— start of Entries provided —

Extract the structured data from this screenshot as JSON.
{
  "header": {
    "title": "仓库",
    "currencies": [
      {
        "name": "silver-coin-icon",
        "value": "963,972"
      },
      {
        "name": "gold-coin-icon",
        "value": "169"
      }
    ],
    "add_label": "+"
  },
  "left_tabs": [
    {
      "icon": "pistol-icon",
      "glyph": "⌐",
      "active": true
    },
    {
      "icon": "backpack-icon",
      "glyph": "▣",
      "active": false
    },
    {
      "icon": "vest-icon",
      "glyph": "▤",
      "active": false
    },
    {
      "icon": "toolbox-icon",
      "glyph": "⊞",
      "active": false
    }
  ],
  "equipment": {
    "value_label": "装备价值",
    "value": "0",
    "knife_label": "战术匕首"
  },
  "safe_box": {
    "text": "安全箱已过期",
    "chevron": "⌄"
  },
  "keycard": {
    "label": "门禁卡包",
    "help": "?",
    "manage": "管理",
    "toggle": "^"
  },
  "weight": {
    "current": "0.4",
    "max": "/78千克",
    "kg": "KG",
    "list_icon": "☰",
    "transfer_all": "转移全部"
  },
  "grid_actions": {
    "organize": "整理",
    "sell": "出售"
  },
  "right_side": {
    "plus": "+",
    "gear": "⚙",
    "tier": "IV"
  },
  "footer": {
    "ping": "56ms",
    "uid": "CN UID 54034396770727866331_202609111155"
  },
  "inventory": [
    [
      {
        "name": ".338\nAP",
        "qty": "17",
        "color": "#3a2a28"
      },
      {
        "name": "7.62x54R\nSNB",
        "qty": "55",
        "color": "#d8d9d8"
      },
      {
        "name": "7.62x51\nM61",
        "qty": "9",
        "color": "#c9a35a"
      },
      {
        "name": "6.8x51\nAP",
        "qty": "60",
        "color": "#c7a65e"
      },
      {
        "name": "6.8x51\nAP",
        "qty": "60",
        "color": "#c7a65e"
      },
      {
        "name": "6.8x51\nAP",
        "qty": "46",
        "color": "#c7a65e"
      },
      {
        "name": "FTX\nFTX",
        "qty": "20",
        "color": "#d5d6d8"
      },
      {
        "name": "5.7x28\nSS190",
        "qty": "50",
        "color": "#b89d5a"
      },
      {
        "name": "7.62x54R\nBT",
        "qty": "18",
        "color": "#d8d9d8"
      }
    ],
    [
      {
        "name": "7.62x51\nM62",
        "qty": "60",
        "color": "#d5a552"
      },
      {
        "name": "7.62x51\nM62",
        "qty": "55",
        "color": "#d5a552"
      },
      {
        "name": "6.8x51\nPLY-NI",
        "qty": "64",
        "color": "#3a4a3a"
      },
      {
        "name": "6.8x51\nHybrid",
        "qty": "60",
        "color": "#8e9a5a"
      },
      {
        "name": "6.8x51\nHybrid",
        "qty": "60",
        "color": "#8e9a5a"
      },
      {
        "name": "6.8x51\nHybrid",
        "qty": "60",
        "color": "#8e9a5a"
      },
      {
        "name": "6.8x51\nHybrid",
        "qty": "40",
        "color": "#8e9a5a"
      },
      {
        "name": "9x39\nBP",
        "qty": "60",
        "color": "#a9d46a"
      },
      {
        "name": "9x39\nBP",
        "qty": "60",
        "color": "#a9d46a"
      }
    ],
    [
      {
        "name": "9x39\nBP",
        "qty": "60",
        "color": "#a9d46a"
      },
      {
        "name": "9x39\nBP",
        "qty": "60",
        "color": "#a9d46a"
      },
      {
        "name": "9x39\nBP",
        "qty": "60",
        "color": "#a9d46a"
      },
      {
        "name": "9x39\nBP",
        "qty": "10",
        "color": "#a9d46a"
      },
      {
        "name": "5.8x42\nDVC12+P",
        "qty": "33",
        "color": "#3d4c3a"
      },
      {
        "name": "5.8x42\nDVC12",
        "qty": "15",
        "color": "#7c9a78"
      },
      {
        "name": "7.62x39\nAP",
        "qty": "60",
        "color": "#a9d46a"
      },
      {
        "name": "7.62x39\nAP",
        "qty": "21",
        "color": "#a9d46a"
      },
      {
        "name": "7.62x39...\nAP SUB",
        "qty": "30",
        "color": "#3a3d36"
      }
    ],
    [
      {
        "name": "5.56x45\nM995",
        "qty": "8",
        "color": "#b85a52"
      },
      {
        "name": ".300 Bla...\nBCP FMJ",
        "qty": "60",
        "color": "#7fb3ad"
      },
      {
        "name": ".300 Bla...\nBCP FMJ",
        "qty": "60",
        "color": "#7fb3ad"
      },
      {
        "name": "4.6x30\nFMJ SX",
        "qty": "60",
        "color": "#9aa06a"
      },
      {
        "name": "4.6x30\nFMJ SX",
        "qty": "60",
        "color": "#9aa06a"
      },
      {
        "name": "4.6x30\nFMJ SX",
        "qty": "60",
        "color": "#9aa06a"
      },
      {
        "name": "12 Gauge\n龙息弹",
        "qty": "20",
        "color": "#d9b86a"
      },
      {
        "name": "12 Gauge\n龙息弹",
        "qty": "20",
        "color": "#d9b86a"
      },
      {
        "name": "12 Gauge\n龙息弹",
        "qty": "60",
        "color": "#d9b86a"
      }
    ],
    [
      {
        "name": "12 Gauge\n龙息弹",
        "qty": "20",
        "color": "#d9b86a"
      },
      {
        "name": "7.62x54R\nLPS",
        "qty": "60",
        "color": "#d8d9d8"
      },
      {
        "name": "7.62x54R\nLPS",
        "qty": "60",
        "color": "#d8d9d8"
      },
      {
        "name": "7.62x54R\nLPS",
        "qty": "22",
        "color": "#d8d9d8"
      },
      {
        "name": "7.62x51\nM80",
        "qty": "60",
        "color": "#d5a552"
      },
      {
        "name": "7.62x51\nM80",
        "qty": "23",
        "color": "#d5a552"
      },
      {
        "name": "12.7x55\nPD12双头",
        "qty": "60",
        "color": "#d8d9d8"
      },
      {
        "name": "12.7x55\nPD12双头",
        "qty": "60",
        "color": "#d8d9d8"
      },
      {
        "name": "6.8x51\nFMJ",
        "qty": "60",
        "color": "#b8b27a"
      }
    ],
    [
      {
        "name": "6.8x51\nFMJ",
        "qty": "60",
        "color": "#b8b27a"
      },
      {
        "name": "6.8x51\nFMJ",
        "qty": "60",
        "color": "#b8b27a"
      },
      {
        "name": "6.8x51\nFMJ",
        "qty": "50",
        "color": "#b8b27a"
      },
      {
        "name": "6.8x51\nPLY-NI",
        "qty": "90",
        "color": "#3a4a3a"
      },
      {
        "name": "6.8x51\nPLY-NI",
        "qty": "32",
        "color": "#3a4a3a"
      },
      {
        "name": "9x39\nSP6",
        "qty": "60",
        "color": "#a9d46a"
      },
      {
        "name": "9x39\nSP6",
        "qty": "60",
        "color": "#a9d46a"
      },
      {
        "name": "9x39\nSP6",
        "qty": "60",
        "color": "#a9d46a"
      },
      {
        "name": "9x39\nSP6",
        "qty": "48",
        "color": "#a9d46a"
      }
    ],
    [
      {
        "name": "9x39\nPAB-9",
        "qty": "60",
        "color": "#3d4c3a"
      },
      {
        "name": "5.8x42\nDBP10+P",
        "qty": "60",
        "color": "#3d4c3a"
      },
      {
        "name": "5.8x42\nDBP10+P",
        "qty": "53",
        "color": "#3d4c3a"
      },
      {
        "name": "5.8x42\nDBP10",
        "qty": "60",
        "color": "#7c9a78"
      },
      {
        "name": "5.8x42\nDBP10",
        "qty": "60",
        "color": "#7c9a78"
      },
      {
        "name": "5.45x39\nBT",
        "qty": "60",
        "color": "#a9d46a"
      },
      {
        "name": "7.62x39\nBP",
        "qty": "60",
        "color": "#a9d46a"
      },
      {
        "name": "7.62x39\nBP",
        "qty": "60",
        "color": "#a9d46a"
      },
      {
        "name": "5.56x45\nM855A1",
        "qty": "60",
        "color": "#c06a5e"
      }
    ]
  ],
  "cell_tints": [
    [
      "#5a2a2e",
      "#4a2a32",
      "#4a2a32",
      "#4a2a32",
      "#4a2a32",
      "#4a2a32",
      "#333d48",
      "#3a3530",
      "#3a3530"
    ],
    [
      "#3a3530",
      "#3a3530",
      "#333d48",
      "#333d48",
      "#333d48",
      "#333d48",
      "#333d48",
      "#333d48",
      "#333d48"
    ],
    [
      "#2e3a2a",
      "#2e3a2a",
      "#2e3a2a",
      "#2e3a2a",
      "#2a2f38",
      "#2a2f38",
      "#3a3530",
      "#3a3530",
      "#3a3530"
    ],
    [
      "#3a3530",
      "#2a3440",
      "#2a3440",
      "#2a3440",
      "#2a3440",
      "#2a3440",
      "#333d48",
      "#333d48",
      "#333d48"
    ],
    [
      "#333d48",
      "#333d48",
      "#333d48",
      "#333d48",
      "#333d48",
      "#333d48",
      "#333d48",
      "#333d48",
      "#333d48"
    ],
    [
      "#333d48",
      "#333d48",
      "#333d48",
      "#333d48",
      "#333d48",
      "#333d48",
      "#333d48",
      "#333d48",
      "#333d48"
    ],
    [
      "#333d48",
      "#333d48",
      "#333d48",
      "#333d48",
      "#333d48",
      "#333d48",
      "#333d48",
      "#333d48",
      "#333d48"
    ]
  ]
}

— end of Entries provided —

__Task goal__
Find how many lines hold the string "coin", and state that number alone.

__Correct response__
2